Scan the data below for the string "this". Show every line where it turns up.

___

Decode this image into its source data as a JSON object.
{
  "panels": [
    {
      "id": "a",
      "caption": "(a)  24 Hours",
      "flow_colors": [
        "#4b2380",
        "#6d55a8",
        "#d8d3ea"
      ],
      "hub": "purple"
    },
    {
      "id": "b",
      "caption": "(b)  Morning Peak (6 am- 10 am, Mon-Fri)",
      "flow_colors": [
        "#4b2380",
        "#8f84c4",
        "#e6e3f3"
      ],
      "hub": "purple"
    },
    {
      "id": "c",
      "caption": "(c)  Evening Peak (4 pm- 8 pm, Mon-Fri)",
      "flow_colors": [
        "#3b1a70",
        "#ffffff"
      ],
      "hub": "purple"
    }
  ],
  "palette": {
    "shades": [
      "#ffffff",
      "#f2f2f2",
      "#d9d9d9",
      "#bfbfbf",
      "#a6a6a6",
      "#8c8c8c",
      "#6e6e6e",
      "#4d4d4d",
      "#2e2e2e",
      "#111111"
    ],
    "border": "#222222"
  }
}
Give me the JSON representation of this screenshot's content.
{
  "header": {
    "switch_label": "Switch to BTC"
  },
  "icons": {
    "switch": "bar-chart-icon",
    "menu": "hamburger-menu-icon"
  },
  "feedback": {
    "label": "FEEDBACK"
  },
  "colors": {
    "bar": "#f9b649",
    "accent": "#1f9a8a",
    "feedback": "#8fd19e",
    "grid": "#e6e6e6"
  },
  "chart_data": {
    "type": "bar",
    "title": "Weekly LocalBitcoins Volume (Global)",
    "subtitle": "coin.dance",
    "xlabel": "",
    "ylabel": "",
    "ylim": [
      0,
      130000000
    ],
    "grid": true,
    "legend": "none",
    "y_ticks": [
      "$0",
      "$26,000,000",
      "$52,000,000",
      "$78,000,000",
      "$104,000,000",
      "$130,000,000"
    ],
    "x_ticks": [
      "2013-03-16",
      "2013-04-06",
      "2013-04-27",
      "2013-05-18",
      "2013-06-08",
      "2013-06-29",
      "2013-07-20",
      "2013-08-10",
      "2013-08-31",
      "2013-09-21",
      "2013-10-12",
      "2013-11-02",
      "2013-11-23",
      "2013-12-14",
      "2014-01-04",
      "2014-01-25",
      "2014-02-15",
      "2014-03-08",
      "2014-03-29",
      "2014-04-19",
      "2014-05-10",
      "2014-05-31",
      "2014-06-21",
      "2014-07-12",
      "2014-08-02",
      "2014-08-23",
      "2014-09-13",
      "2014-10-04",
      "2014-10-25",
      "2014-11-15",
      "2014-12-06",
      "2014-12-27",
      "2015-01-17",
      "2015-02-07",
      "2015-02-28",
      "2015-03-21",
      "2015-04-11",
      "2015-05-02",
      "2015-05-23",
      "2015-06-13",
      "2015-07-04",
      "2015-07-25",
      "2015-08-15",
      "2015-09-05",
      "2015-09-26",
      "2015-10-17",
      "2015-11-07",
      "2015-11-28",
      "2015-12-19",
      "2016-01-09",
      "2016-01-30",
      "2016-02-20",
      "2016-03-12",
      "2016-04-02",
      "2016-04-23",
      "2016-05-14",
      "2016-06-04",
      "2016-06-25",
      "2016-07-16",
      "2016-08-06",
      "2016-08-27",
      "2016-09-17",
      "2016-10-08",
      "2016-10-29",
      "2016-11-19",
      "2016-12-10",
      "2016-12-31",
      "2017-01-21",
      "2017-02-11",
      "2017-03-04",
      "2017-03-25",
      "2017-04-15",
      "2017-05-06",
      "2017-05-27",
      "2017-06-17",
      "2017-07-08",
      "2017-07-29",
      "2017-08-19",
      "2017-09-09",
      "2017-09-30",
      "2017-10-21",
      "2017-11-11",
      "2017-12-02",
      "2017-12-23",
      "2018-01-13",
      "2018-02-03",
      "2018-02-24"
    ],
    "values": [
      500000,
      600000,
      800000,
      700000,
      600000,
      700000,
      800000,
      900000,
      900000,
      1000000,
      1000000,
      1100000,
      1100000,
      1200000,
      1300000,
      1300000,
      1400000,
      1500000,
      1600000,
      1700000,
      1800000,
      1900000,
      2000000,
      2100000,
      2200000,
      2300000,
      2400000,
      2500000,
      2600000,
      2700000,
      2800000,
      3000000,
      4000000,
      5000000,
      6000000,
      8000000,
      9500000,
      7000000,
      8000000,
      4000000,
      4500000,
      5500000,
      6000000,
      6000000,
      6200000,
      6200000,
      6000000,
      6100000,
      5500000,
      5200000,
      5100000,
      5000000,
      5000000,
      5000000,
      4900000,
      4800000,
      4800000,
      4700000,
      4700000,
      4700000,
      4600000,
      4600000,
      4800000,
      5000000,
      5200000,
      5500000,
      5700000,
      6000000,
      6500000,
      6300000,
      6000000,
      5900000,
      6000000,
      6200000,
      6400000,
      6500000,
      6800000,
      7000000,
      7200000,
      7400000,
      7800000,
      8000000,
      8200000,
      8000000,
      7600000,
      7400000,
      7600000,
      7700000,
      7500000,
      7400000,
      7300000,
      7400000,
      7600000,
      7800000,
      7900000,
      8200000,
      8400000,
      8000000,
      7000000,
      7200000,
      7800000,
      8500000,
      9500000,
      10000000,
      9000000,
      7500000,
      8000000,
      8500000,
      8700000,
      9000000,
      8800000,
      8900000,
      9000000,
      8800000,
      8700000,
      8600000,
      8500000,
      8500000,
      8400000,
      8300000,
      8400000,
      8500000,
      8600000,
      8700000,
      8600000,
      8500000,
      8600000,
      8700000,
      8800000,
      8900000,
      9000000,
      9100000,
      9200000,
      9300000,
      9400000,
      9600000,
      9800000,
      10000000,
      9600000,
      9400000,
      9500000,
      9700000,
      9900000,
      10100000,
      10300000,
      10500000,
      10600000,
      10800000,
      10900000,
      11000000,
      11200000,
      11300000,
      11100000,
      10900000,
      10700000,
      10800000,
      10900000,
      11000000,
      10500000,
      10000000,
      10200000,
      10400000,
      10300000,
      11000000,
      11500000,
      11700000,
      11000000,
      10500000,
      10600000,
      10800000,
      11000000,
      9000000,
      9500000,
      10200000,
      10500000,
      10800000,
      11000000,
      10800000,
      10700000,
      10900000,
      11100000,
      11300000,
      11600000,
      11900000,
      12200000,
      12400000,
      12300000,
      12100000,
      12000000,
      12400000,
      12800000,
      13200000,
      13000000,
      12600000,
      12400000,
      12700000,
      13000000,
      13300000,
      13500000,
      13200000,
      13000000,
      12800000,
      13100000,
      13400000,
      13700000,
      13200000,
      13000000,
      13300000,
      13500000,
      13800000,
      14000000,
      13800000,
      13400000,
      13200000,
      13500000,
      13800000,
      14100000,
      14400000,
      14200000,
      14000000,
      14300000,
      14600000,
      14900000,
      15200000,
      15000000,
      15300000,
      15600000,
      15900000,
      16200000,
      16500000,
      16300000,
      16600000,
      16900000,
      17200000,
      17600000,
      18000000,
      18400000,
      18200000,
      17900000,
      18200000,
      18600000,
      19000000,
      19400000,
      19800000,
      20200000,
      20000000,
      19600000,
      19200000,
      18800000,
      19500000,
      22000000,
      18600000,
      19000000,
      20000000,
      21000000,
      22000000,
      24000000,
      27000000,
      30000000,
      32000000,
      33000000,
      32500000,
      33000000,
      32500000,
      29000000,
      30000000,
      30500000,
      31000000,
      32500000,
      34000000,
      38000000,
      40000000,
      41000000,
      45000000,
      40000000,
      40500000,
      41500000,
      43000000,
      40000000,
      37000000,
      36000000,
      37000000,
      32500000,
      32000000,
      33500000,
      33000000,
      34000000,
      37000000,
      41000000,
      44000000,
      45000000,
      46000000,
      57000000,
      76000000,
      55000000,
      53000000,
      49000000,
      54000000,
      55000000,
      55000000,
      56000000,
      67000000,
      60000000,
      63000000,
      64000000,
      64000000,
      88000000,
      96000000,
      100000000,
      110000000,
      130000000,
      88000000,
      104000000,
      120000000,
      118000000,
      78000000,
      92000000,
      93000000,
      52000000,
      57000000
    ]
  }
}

___

### Reply
Decode this image into its source data as a JSON object.
Give me the JSON representation of this screenshot's content.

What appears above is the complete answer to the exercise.